What you need to do
Pull out every line below containing the word "nmanagement".

Figure content listings:
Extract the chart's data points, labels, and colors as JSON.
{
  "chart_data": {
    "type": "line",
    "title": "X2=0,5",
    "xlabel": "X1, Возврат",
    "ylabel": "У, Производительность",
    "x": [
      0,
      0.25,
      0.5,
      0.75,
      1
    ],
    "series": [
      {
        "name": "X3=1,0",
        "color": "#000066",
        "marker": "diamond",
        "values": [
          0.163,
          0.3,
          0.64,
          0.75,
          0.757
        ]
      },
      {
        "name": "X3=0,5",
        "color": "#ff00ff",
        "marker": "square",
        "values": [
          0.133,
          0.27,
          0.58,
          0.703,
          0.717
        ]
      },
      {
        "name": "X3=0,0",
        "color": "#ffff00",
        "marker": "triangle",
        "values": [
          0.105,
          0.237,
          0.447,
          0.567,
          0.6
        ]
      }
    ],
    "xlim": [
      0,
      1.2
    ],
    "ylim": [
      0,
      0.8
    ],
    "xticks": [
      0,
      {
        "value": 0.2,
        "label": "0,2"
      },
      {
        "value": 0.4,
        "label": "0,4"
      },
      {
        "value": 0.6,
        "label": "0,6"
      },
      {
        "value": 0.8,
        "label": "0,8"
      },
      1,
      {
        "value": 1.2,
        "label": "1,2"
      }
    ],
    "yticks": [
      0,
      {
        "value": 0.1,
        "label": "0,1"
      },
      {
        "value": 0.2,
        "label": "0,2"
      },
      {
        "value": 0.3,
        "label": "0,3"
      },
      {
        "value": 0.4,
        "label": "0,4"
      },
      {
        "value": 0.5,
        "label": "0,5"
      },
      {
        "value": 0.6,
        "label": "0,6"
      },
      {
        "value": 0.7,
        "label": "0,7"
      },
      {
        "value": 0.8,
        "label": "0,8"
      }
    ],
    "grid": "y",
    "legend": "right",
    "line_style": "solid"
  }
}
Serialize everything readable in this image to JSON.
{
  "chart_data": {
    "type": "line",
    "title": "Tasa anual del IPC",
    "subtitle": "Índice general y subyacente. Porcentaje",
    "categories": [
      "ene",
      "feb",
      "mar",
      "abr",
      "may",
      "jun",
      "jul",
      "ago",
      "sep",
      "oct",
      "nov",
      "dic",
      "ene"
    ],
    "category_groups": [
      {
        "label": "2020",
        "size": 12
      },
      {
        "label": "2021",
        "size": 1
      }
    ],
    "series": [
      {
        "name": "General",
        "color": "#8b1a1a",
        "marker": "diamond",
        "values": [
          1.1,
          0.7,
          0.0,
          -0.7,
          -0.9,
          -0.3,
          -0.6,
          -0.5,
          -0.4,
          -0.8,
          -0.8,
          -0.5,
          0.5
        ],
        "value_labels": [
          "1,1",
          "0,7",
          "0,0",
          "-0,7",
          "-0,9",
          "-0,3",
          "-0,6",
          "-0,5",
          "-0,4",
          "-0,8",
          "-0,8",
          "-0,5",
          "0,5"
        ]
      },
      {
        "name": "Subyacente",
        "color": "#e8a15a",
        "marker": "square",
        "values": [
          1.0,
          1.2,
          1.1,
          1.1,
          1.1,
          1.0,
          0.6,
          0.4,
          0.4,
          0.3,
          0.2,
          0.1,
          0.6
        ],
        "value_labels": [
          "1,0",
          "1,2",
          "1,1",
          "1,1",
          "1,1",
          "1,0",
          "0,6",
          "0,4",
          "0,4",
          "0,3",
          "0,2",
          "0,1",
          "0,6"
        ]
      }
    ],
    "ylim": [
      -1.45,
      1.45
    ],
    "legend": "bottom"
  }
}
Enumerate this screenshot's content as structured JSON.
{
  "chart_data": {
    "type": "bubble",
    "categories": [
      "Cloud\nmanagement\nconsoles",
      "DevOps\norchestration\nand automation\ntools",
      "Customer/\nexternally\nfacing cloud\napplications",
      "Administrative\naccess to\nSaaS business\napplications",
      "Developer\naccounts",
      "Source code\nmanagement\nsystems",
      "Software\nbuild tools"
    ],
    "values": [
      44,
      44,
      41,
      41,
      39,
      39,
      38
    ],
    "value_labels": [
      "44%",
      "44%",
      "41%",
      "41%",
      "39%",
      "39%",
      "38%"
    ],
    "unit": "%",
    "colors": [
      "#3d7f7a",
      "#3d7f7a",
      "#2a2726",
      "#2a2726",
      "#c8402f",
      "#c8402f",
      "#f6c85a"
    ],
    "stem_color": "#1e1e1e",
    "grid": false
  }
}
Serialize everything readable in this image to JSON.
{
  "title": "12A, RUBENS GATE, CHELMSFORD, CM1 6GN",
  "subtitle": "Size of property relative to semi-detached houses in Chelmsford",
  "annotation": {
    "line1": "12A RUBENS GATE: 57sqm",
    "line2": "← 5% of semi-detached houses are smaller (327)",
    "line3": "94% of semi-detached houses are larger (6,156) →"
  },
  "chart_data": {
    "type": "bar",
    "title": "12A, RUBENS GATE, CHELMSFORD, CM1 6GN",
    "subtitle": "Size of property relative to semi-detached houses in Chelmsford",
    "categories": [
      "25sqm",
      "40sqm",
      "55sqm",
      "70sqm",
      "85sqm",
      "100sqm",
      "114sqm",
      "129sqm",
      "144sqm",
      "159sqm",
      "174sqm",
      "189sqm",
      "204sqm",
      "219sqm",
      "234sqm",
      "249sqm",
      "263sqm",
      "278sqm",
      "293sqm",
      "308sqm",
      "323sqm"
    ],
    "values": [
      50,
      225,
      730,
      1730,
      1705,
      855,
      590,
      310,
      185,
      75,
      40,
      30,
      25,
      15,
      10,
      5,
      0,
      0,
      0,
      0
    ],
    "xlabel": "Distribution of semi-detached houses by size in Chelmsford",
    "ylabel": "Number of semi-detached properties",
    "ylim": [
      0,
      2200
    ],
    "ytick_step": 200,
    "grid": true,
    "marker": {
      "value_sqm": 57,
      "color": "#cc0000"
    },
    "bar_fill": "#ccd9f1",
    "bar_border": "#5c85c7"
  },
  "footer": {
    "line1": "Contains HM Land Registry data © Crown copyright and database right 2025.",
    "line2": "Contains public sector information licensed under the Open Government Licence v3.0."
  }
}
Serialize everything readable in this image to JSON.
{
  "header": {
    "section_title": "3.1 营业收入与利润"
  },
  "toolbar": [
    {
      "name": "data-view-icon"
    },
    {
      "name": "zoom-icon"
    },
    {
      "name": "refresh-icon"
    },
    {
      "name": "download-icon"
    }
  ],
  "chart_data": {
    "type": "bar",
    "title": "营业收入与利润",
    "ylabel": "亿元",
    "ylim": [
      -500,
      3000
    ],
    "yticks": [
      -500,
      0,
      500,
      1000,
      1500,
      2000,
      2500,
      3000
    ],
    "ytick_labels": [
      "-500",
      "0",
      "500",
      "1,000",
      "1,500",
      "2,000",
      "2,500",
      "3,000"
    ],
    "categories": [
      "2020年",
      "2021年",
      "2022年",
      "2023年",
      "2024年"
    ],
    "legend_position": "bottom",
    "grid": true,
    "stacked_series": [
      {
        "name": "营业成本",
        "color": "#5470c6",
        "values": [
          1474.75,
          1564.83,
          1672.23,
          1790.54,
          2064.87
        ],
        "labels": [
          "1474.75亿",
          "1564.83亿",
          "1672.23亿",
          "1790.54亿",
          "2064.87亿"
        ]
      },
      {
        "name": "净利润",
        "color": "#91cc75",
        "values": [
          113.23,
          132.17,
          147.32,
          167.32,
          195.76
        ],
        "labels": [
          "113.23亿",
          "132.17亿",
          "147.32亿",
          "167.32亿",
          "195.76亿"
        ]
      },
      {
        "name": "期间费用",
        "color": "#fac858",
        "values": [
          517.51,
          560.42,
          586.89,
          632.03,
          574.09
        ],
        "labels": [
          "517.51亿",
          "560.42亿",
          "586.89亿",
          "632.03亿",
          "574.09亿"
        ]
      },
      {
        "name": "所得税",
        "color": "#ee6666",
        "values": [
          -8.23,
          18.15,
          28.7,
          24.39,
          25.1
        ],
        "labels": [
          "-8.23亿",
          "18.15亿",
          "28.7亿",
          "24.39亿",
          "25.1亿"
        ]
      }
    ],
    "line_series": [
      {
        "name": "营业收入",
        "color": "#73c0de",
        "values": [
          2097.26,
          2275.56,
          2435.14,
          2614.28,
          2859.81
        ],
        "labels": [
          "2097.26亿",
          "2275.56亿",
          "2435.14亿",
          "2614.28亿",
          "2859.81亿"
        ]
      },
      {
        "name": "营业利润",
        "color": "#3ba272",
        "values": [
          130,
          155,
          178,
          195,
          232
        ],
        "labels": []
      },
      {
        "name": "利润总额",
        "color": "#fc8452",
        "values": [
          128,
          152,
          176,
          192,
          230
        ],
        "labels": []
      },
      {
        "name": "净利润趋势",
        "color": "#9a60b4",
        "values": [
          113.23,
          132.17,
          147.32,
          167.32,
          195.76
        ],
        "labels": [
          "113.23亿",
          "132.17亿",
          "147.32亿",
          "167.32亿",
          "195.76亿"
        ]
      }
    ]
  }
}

Expected answer
      "Cloud\nmanagement\nconsoles",
      "Source code\nmanagement\nsystems",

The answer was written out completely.